**THE REQUEST:** Return a copy of every line in the records that includes the word "title".

**RECORD LIST:**
-.-.-

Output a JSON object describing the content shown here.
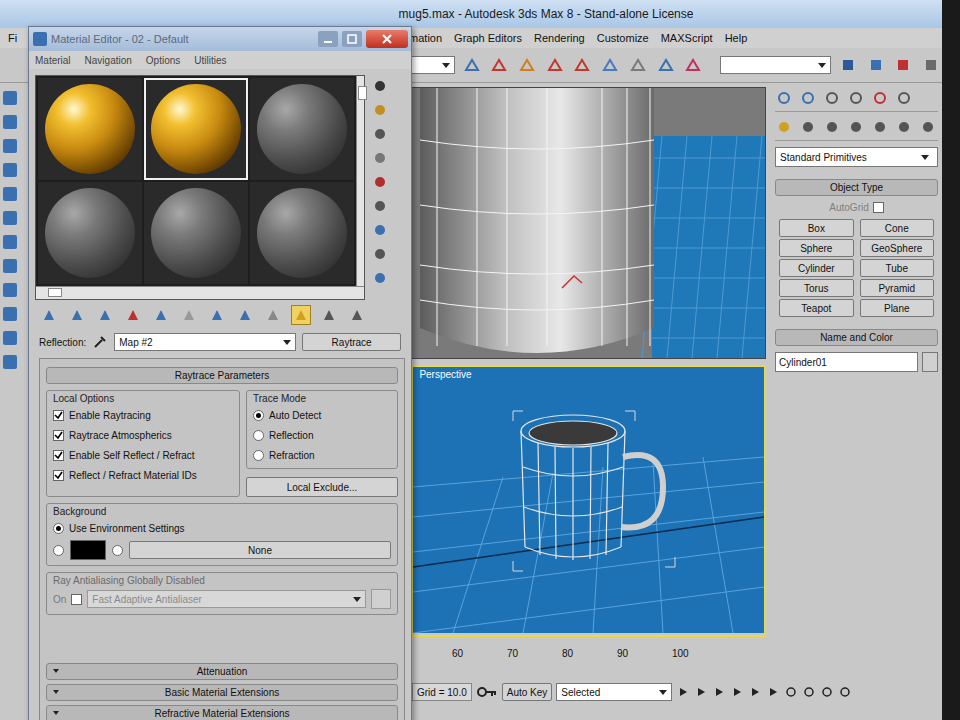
{
  "app": {
    "title": "mug5.max - Autodesk 3ds Max 8 - Stand-alone License",
    "menu": [
      "Fi",
      "Animation",
      "Graph Editors",
      "Rendering",
      "Customize",
      "MAXScript",
      "Help"
    ]
  },
  "material_editor": {
    "title": "Material Editor - 02 - Default",
    "menu": [
      "Material",
      "Navigation",
      "Options",
      "Utilities"
    ],
    "slots": [
      {
        "kind": "gold",
        "selected": false
      },
      {
        "kind": "gold",
        "selected": true
      },
      {
        "kind": "grey",
        "selected": false
      },
      {
        "kind": "grey",
        "selected": false
      },
      {
        "kind": "grey",
        "selected": false
      },
      {
        "kind": "grey",
        "selected": false
      }
    ],
    "map_label": "Reflection:",
    "map_name": "Map #2",
    "map_type": "Raytrace",
    "rollout": "Raytrace Parameters",
    "local_options": {
      "title": "Local Options",
      "items": [
        {
          "label": "Enable Raytracing",
          "checked": true
        },
        {
          "label": "Raytrace Atmospherics",
          "checked": true
        },
        {
          "label": "Enable Self Reflect / Refract",
          "checked": true
        },
        {
          "label": "Reflect / Refract Material IDs",
          "checked": true
        }
      ]
    },
    "trace_mode": {
      "title": "Trace Mode",
      "options": [
        {
          "label": "Auto Detect",
          "selected": true
        },
        {
          "label": "Reflection",
          "selected": false
        },
        {
          "label": "Refraction",
          "selected": false
        }
      ]
    },
    "local_exclude": "Local Exclude...",
    "background": {
      "title": "Background",
      "options": [
        {
          "kind": "text",
          "label": "Use Environment Settings",
          "selected": true
        },
        {
          "kind": "swatch",
          "color": "#000000",
          "selected": false
        },
        {
          "kind": "button",
          "label": "None",
          "selected": false
        }
      ]
    },
    "antialiasing": {
      "title": "Ray Antialiasing Globally Disabled",
      "on_label": "On",
      "on_checked": false,
      "setting": "Fast Adaptive Antialiaser",
      "disabled": true
    },
    "collapsed_rollouts": [
      "Attenuation",
      "Basic Material Extensions",
      "Refractive Material Extensions"
    ]
  },
  "viewports": {
    "perspective_label": "Perspective",
    "perspective_active": true
  },
  "command_panel": {
    "category": "Standard Primitives",
    "object_type": "Object Type",
    "autogrid": {
      "label": "AutoGrid",
      "checked": false,
      "disabled": true
    },
    "buttons": [
      "Box",
      "Cone",
      "Sphere",
      "GeoSphere",
      "Cylinder",
      "Tube",
      "Torus",
      "Pyramid",
      "Teapot",
      "Plane"
    ],
    "name_and_color": "Name and Color",
    "object_name": "Cylinder01"
  },
  "timeline": {
    "ticks": [
      "60",
      "70",
      "80",
      "90",
      "100"
    ],
    "grid": "Grid = 10.0",
    "auto_key": "Auto Key",
    "key_filter": "Selected"
  }
}
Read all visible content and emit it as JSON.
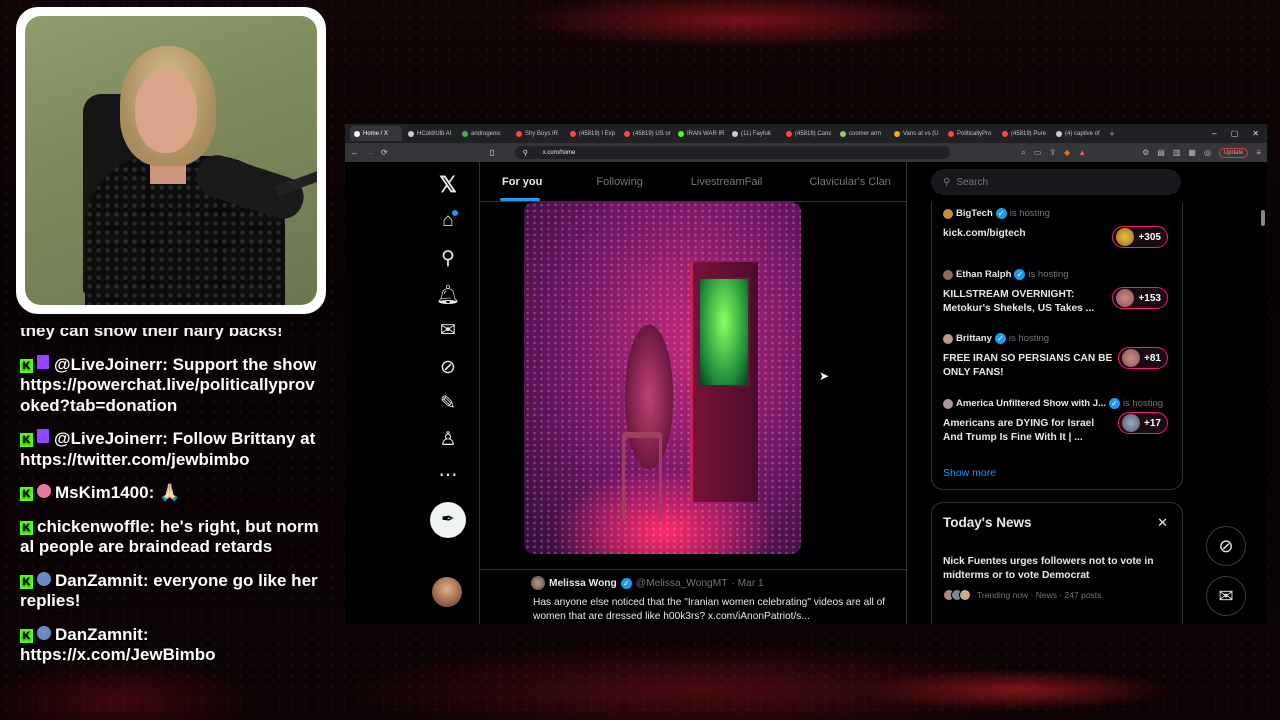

-.-.-

**COMPLETE RESPONSE:**
    "title": "mug5.max - Autodesk 3ds Max 8 - Stand-alone License",
    "title": "Material Editor - 02 - Default",
      "title": "Local Options",
      "title": "Trace Mode",
      "title": "Background",
      "title": "Ray Antialiasing Globally Disabled",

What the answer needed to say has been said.